* Activity *
For the records below, give the number of lines that include the string "overall". Nothing else belongs in the answer.

■ ■ ■ ■ ■ ■ ■

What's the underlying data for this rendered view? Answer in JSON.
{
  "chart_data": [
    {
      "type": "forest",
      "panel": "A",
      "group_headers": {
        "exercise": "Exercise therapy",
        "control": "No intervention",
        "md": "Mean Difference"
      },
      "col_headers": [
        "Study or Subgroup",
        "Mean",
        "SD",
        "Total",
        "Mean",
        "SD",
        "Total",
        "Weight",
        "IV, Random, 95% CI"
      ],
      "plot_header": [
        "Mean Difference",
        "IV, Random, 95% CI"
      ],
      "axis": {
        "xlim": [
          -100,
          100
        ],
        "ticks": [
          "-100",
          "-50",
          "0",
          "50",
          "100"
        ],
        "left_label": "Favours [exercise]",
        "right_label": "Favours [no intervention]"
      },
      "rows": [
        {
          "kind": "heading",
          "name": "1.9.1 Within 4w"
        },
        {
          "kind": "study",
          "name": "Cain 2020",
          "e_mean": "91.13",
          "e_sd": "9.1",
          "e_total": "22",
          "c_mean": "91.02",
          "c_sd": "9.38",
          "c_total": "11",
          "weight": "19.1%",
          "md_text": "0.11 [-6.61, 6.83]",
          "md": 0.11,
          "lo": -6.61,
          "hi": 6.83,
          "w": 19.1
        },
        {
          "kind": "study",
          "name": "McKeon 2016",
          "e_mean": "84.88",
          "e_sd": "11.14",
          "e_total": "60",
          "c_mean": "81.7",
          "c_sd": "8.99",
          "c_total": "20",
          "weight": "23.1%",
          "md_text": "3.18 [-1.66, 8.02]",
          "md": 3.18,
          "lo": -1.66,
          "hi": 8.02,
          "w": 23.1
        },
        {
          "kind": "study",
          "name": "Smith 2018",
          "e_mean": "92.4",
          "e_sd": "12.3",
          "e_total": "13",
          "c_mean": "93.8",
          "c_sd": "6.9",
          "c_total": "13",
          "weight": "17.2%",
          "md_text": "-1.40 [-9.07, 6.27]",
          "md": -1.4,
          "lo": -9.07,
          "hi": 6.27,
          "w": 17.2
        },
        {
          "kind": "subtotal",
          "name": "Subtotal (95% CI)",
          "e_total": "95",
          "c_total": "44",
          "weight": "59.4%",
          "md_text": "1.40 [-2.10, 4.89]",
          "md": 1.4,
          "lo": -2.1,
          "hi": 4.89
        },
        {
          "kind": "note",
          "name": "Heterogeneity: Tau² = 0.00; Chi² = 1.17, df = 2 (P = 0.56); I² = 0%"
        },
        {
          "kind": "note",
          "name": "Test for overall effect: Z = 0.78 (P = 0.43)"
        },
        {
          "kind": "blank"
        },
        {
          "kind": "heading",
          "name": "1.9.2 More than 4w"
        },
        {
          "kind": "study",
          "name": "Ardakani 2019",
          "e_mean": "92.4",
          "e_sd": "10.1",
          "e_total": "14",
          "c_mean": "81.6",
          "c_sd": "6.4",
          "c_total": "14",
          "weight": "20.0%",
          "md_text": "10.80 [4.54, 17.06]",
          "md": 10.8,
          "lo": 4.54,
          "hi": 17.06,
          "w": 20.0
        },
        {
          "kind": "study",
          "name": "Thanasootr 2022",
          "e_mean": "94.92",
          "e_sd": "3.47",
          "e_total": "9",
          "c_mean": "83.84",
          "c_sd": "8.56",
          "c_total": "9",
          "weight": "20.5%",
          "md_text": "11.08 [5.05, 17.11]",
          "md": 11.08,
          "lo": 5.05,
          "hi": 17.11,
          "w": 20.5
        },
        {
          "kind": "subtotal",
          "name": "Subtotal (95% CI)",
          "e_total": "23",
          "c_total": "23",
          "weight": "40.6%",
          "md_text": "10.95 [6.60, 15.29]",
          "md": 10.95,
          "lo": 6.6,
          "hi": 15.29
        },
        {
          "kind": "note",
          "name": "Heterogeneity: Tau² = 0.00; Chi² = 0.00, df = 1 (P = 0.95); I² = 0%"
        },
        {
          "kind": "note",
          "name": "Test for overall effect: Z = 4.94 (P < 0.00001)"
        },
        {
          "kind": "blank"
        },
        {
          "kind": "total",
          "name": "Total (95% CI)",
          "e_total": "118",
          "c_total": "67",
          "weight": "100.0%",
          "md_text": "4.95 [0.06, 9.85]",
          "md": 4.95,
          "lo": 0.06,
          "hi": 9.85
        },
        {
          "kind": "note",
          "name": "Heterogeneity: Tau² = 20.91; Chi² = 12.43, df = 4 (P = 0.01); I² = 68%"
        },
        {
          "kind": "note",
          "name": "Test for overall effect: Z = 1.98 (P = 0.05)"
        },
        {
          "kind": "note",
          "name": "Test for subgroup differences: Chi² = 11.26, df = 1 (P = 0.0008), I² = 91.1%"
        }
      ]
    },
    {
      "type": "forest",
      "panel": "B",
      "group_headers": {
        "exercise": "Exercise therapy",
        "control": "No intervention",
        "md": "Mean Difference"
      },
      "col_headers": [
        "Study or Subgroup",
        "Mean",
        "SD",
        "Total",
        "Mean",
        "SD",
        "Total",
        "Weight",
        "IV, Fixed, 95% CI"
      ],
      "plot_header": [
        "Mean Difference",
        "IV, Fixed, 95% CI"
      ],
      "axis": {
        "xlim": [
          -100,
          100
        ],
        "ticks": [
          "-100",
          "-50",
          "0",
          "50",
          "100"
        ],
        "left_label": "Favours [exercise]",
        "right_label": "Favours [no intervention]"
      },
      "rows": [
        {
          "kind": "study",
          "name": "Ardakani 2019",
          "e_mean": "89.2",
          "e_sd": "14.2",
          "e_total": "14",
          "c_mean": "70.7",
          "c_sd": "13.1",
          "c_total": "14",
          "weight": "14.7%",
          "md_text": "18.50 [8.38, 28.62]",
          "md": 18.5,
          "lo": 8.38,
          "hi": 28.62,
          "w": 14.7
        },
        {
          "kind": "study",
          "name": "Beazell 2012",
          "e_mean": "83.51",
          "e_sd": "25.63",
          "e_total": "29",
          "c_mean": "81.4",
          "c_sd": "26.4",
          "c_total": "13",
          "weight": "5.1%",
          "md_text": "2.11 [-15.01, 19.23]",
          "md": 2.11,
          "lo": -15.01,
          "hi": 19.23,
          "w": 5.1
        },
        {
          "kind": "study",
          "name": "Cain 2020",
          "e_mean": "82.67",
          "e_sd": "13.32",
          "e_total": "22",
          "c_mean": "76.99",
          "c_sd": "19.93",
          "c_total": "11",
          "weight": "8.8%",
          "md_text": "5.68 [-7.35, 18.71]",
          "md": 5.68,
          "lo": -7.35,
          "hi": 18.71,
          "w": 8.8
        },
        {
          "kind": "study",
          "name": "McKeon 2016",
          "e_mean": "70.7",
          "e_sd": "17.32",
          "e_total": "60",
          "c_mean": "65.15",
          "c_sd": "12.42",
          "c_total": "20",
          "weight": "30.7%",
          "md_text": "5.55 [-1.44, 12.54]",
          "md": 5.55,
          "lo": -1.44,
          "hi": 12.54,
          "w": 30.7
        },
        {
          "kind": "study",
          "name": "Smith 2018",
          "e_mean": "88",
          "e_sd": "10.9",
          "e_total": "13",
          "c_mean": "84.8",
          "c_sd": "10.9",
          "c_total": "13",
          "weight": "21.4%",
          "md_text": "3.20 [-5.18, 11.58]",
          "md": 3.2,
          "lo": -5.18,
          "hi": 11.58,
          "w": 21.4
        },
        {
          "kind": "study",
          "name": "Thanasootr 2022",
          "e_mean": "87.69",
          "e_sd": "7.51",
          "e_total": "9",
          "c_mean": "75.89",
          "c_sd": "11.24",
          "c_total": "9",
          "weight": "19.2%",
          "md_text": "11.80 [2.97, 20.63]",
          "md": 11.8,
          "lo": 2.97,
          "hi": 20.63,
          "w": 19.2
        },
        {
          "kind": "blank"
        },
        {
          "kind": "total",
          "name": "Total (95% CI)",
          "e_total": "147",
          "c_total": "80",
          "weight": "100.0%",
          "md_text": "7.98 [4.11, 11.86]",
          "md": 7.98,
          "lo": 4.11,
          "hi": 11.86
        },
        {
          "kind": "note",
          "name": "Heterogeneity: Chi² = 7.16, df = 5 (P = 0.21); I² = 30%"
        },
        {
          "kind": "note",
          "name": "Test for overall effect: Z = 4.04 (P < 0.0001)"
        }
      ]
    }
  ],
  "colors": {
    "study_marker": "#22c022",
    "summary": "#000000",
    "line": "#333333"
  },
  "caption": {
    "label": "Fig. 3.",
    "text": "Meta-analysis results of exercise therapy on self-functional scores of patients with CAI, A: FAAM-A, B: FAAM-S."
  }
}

■ ■ ■ ■ ■ ■ ■

* Solved exercise *
4